▼
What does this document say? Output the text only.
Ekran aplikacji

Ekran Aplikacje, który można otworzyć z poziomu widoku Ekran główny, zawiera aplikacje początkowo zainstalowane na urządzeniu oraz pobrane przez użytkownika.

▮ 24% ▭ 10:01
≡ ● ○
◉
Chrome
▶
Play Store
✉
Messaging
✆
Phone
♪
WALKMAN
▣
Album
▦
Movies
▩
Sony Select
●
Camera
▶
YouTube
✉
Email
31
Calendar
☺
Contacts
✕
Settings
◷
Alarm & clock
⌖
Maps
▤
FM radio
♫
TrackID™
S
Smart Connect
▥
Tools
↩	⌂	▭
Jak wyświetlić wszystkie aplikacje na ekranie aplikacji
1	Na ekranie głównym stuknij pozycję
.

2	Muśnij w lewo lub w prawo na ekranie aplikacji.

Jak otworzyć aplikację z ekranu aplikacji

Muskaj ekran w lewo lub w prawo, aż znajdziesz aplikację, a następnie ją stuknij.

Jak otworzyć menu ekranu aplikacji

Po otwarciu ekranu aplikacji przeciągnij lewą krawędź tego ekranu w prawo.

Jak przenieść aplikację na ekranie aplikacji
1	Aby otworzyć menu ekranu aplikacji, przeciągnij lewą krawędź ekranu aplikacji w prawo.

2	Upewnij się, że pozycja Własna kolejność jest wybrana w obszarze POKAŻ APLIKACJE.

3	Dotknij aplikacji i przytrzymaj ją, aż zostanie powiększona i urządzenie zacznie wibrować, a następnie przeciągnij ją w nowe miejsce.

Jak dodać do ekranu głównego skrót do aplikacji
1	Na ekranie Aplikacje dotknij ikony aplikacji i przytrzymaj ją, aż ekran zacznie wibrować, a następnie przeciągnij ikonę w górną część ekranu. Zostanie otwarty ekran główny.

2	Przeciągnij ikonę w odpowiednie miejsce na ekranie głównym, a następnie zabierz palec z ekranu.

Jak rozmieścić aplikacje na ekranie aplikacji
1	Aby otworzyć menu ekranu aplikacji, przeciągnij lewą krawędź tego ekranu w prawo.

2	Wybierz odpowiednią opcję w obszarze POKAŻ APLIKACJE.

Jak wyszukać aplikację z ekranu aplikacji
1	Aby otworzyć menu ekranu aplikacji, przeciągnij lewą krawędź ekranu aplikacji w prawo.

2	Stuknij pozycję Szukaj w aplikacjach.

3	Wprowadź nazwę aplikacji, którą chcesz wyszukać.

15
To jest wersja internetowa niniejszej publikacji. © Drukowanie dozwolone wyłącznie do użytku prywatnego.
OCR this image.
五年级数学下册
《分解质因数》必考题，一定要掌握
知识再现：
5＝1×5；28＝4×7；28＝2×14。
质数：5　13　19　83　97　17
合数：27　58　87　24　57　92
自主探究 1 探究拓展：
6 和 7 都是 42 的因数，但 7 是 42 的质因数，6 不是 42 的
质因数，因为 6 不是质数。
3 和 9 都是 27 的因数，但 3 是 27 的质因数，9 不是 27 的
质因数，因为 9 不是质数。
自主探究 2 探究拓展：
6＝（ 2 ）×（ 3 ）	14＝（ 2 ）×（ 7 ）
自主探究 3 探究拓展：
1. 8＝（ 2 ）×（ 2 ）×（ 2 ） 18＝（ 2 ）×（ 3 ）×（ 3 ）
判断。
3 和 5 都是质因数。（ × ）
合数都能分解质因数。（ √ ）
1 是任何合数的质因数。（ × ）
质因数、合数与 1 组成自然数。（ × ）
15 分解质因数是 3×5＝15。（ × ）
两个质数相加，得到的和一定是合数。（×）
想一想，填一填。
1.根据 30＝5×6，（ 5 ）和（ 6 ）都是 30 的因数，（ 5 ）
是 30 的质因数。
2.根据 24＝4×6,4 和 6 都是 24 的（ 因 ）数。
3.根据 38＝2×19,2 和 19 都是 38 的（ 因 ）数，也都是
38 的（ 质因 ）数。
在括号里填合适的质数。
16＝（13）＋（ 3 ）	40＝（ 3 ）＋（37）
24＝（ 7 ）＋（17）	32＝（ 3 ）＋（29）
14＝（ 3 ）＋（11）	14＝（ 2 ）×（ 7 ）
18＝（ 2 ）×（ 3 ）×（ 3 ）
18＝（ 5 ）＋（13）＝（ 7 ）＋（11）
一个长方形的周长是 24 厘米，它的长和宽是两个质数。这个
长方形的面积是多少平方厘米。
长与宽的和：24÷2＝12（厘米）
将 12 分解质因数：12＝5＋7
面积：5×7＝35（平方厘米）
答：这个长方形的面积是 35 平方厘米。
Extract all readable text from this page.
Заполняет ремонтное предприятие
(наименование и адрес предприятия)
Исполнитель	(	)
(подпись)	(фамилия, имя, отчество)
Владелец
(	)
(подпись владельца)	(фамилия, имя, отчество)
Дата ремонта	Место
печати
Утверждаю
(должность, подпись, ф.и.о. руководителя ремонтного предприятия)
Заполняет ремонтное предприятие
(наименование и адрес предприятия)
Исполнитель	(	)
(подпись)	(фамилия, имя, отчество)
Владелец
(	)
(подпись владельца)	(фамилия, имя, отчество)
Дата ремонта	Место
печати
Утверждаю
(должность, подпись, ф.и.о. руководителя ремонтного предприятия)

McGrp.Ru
▲
- Exercise goal: Extract all of the material exactly as it is written.

- Result of the task:
What does this document say? Output the text only.
Ekran aplikacji

Ekran Aplikacje, który można otworzyć z poziomu widoku Ekran główny, zawiera aplikacje początkowo zainstalowane na urządzeniu oraz pobrane przez użytkownika.

▮ 24% ▭ 10:01
≡ ● ○
◉
Chrome
▶
Play Store
✉
Messaging
✆
Phone
♪
WALKMAN
▣
Album
▦
Movies
▩
Sony Select
●
Camera
▶
YouTube
✉
Email
31
Calendar
☺
Contacts
✕
Settings
◷
Alarm & clock
⌖
Maps
▤
FM radio
♫
TrackID™
S
Smart Connect
▥
Tools
↩	⌂	▭
Jak wyświetlić wszystkie aplikacje na ekranie aplikacji
1	Na ekranie głównym stuknij pozycję
.

2	Muśnij w lewo lub w prawo na ekranie aplikacji.

Jak otworzyć aplikację z ekranu aplikacji

Muskaj ekran w lewo lub w prawo, aż znajdziesz aplikację, a następnie ją stuknij.

Jak otworzyć menu ekranu aplikacji

Po otwarciu ekranu aplikacji przeciągnij lewą krawędź tego ekranu w prawo.

Jak przenieść aplikację na ekranie aplikacji
1	Aby otworzyć menu ekranu aplikacji, przeciągnij lewą krawędź ekranu aplikacji w prawo.

2	Upewnij się, że pozycja Własna kolejność jest wybrana w obszarze POKAŻ APLIKACJE.

3	Dotknij aplikacji i przytrzymaj ją, aż zostanie powiększona i urządzenie zacznie wibrować, a następnie przeciągnij ją w nowe miejsce.

Jak dodać do ekranu głównego skrót do aplikacji
1	Na ekranie Aplikacje dotknij ikony aplikacji i przytrzymaj ją, aż ekran zacznie wibrować, a następnie przeciągnij ikonę w górną część ekranu. Zostanie otwarty ekran główny.

2	Przeciągnij ikonę w odpowiednie miejsce na ekranie głównym, a następnie zabierz palec z ekranu.

Jak rozmieścić aplikacje na ekranie aplikacji
1	Aby otworzyć menu ekranu aplikacji, przeciągnij lewą krawędź tego ekranu w prawo.

2	Wybierz odpowiednią opcję w obszarze POKAŻ APLIKACJE.

Jak wyszukać aplikację z ekranu aplikacji
1	Aby otworzyć menu ekranu aplikacji, przeciągnij lewą krawędź ekranu aplikacji w prawo.

2	Stuknij pozycję Szukaj w aplikacjach.

3	Wprowadź nazwę aplikacji, którą chcesz wyszukać.

15
To jest wersja internetowa niniejszej publikacji. © Drukowanie dozwolone wyłącznie do użytku prywatnego.
OCR this image.
五年级数学下册
《分解质因数》必考题，一定要掌握
知识再现：
5＝1×5；28＝4×7；28＝2×14。
质数：5　13　19　83　97　17
合数：27　58　87　24　57　92
自主探究 1 探究拓展：
6 和 7 都是 42 的因数，但 7 是 42 的质因数，6 不是 42 的
质因数，因为 6 不是质数。
3 和 9 都是 27 的因数，但 3 是 27 的质因数，9 不是 27 的
质因数，因为 9 不是质数。
自主探究 2 探究拓展：
6＝（ 2 ）×（ 3 ）	14＝（ 2 ）×（ 7 ）
自主探究 3 探究拓展：
1. 8＝（ 2 ）×（ 2 ）×（ 2 ） 18＝（ 2 ）×（ 3 ）×（ 3 ）
判断。
3 和 5 都是质因数。（ × ）
合数都能分解质因数。（ √ ）
1 是任何合数的质因数。（ × ）
质因数、合数与 1 组成自然数。（ × ）
15 分解质因数是 3×5＝15。（ × ）
两个质数相加，得到的和一定是合数。（×）
想一想，填一填。
1.根据 30＝5×6，（ 5 ）和（ 6 ）都是 30 的因数，（ 5 ）
是 30 的质因数。
2.根据 24＝4×6,4 和 6 都是 24 的（ 因 ）数。
3.根据 38＝2×19,2 和 19 都是 38 的（ 因 ）数，也都是
38 的（ 质因 ）数。
在括号里填合适的质数。
16＝（13）＋（ 3 ）	40＝（ 3 ）＋（37）
24＝（ 7 ）＋（17）	32＝（ 3 ）＋（29）
14＝（ 3 ）＋（11）	14＝（ 2 ）×（ 7 ）
18＝（ 2 ）×（ 3 ）×（ 3 ）
18＝（ 5 ）＋（13）＝（ 7 ）＋（11）
一个长方形的周长是 24 厘米，它的长和宽是两个质数。这个
长方形的面积是多少平方厘米。
长与宽的和：24÷2＝12（厘米）
将 12 分解质因数：12＝5＋7
面积：5×7＝35（平方厘米）
答：这个长方形的面积是 35 平方厘米。
Extract all readable text from this page.
Заполняет ремонтное предприятие
(наименование и адрес предприятия)
Исполнитель	(	)
(подпись)	(фамилия, имя, отчество)
Владелец
(	)
(подпись владельца)	(фамилия, имя, отчество)
Дата ремонта	Место
печати
Утверждаю
(должность, подпись, ф.и.о. руководителя ремонтного предприятия)
Заполняет ремонтное предприятие
(наименование и адрес предприятия)
Исполнитель	(	)
(подпись)	(фамилия, имя, отчество)
Владелец
(	)
(подпись владельца)	(фамилия, имя, отчество)
Дата ремонта	Место
печати
Утверждаю
(должность, подпись, ф.и.о. руководителя ремонтного предприятия)

McGrp.Ru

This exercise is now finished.